(Entries taken from a collection)
· · · · · · ·

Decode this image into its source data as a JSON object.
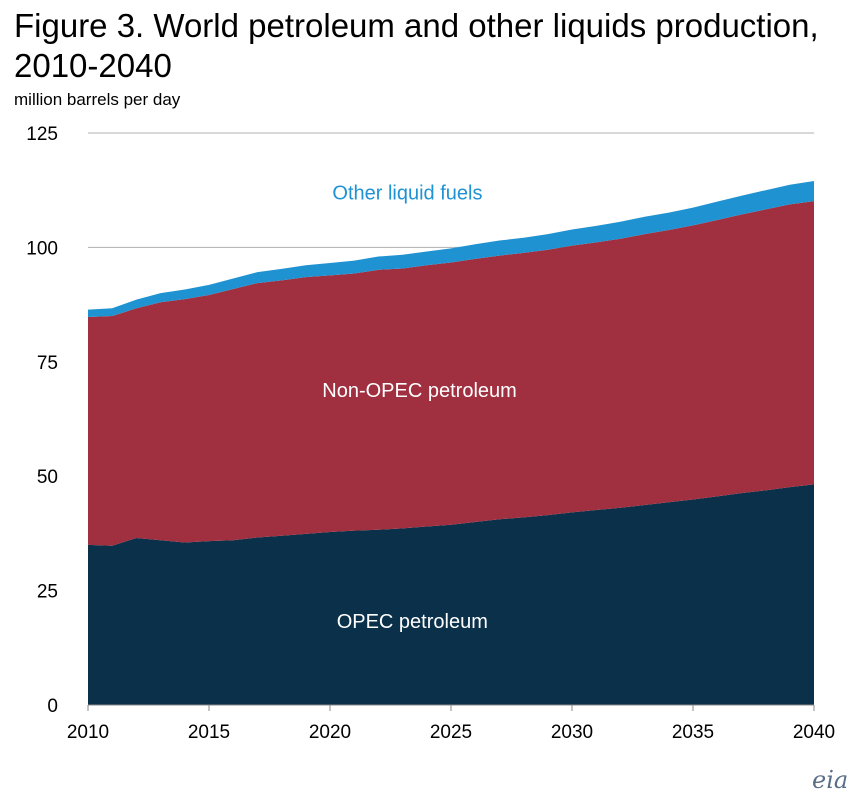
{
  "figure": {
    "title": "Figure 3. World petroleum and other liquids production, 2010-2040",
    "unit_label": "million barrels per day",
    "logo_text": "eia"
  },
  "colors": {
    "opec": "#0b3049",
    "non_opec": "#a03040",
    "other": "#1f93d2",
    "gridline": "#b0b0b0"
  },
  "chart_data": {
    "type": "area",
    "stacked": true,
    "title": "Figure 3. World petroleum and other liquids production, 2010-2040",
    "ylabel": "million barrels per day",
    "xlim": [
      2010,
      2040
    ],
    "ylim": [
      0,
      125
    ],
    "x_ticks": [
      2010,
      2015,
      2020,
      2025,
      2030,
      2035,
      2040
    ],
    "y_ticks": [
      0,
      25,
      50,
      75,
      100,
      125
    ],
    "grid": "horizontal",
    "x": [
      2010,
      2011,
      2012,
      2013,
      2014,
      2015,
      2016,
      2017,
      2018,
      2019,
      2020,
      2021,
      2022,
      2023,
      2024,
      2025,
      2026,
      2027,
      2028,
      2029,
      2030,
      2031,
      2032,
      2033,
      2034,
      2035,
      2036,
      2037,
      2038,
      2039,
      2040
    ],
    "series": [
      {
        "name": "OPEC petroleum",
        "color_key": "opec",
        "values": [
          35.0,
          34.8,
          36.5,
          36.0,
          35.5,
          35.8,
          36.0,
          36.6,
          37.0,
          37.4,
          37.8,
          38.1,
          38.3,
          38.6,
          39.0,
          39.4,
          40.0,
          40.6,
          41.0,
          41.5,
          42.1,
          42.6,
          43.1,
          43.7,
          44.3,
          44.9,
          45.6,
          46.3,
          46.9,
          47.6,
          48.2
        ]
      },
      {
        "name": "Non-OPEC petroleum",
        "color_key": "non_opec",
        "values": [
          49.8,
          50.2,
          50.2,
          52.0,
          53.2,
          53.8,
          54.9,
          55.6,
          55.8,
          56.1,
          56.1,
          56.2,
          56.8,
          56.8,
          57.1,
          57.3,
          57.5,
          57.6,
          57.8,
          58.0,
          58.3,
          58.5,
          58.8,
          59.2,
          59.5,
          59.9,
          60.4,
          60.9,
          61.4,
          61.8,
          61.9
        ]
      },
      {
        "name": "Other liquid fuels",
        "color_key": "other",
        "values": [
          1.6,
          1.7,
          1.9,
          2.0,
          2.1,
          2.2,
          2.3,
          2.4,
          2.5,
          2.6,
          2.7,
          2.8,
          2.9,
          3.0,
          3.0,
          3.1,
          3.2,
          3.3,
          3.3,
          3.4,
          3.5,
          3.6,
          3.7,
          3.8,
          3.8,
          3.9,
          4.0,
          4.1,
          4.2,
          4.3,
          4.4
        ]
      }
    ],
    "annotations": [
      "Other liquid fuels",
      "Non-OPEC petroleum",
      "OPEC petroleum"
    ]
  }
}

· · · · · · ·

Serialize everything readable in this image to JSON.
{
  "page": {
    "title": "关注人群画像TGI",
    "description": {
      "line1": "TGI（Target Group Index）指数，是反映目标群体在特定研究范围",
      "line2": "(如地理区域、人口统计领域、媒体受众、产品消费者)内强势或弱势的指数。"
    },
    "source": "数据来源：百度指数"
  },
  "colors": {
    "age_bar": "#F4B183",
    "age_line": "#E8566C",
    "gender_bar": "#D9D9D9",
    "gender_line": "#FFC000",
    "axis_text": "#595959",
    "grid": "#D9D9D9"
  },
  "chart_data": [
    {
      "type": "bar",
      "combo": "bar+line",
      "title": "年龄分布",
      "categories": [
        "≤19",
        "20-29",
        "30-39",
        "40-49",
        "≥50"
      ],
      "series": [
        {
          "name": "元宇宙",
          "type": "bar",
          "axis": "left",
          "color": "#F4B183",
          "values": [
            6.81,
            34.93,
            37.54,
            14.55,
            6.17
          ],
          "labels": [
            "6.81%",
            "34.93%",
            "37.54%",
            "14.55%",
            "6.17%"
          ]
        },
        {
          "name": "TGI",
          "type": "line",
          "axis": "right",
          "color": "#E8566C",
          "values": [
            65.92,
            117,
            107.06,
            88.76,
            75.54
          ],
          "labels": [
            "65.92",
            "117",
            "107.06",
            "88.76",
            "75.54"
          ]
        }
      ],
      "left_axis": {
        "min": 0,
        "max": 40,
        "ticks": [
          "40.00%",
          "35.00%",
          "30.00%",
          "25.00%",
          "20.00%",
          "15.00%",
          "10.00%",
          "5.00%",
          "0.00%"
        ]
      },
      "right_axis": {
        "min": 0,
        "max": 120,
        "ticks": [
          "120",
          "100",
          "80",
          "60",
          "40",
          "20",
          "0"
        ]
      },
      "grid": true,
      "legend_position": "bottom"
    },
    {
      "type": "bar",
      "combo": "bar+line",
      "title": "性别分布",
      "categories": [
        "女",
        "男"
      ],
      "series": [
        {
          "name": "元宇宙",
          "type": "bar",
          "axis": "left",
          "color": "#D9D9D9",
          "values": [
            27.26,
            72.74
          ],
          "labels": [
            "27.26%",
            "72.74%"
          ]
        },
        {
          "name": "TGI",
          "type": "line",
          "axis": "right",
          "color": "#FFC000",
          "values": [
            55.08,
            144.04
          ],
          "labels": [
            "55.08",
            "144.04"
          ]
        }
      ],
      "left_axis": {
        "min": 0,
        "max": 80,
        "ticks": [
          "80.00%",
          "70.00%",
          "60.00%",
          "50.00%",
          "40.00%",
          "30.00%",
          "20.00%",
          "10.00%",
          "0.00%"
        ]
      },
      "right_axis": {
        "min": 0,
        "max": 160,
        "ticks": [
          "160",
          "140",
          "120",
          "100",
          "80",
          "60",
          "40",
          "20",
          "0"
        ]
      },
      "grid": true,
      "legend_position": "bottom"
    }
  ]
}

· · · · · · ·

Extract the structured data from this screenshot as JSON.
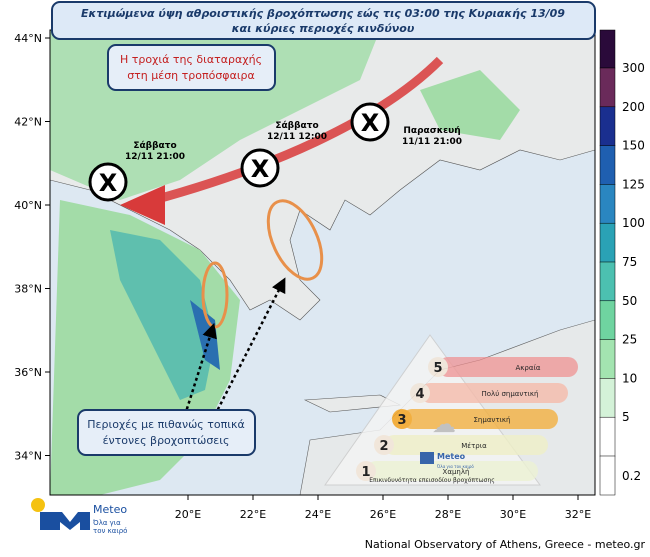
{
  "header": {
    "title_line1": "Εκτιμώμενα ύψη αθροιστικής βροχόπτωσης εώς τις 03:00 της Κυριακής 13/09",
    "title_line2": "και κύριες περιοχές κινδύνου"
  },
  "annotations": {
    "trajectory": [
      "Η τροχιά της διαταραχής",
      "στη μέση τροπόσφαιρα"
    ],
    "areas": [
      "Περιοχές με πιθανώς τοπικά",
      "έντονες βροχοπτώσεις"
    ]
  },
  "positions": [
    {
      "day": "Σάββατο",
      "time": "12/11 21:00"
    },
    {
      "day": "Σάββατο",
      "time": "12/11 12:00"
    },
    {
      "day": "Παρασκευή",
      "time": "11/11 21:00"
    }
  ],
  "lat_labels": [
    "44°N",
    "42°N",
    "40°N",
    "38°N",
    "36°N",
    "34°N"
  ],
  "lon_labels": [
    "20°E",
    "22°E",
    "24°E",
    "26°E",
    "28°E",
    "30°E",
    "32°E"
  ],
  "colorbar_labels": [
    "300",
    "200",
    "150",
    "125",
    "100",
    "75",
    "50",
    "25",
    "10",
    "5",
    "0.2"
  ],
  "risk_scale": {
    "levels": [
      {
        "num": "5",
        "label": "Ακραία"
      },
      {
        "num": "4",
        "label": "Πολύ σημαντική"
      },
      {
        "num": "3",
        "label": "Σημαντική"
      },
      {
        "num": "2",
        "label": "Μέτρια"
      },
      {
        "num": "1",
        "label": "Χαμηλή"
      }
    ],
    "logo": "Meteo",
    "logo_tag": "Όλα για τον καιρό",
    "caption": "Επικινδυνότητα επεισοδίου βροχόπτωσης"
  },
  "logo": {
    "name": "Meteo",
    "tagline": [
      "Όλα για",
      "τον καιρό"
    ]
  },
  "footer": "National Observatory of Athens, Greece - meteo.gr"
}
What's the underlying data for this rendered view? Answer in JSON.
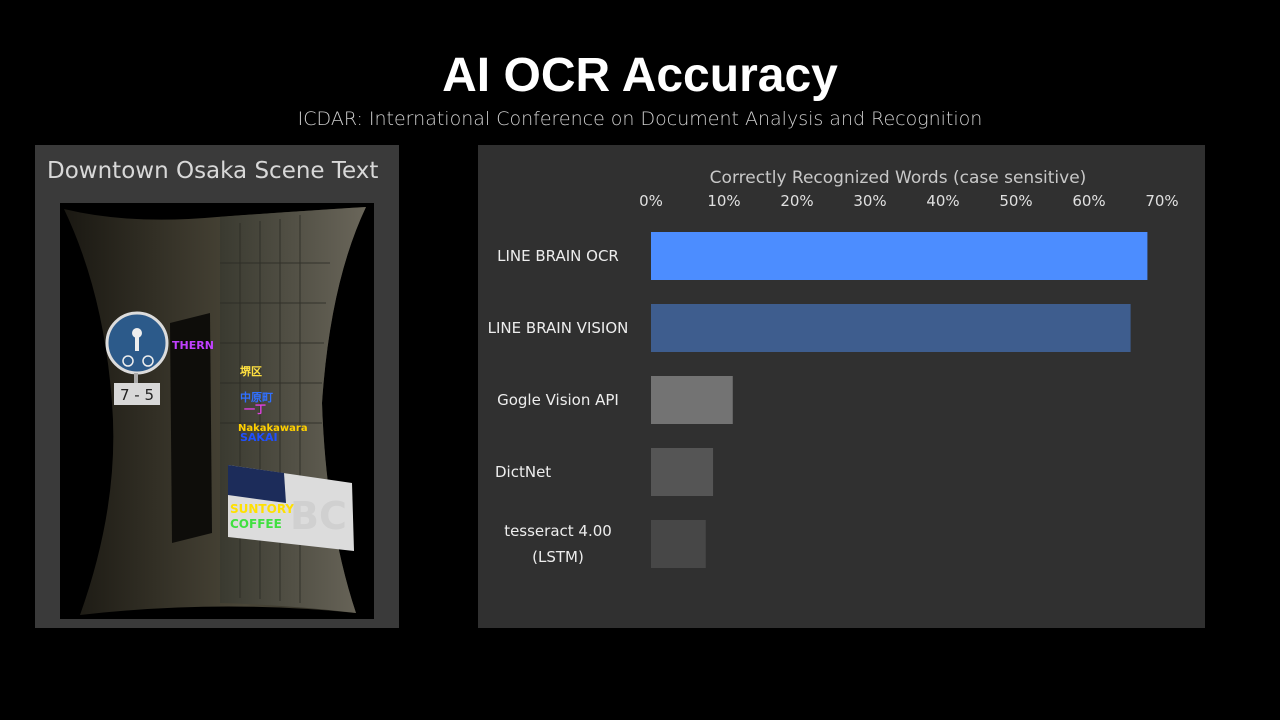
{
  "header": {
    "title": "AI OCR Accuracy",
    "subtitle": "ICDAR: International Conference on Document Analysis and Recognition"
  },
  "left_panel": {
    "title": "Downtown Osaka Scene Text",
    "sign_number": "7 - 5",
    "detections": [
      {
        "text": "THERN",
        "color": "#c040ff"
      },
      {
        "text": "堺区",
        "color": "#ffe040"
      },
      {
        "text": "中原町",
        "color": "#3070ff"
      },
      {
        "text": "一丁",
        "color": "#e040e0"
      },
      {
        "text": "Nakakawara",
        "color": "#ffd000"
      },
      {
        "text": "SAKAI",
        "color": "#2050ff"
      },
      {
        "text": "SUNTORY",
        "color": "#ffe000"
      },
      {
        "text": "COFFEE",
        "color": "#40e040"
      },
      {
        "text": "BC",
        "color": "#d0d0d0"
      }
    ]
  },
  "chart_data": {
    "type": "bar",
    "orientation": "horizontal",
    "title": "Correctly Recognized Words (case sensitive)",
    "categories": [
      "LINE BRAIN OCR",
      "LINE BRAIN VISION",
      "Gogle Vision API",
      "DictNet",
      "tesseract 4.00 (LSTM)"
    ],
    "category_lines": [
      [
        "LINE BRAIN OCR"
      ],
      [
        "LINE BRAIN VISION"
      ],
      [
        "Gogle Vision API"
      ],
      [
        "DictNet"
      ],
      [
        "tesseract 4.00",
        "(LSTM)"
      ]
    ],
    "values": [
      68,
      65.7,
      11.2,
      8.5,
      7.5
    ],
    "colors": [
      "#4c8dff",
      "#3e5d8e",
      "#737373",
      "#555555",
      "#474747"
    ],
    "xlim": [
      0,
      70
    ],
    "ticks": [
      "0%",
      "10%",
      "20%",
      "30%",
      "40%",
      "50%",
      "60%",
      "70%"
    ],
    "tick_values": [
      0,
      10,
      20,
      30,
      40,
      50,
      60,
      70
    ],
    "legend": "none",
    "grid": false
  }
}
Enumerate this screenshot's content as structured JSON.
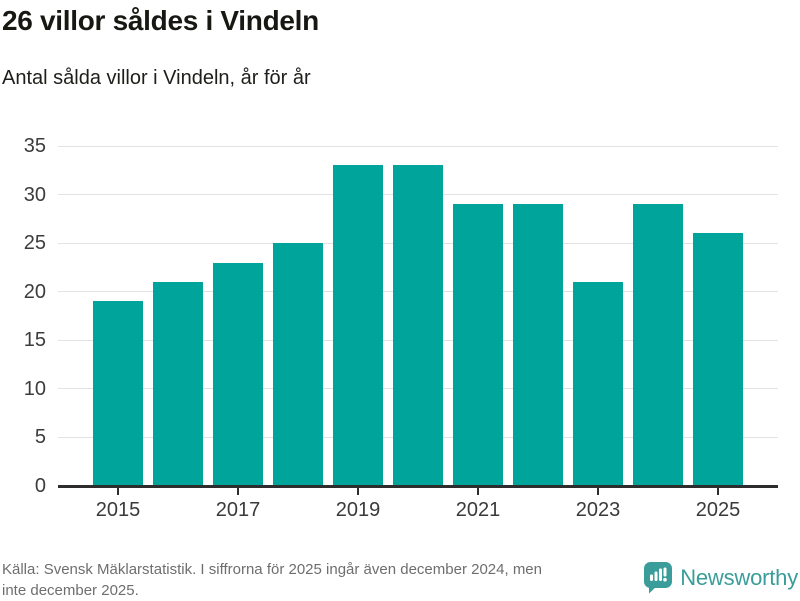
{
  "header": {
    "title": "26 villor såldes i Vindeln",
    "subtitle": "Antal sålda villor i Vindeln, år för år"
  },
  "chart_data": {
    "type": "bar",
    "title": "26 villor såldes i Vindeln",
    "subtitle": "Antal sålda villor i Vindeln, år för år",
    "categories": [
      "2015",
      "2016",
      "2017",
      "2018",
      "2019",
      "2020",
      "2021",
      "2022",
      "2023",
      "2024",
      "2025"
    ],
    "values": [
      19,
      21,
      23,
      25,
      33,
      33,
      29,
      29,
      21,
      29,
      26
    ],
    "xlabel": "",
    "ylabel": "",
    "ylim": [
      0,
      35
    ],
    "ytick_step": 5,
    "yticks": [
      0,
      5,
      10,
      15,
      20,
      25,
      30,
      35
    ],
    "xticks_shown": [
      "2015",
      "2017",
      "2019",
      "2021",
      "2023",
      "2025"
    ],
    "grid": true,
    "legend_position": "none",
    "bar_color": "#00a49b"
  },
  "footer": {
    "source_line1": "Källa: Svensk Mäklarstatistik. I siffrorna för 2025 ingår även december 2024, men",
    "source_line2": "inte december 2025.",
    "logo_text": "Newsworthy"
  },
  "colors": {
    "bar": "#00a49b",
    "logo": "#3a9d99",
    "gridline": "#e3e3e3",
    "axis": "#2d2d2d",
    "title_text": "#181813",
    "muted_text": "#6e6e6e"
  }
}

· · · · · · ·

Challenge
Gather all the lines that include the word "million" and copy them out.

Response for this exercise
    "unit_label": "million barrels per day",
    "ylabel": "million barrels per day",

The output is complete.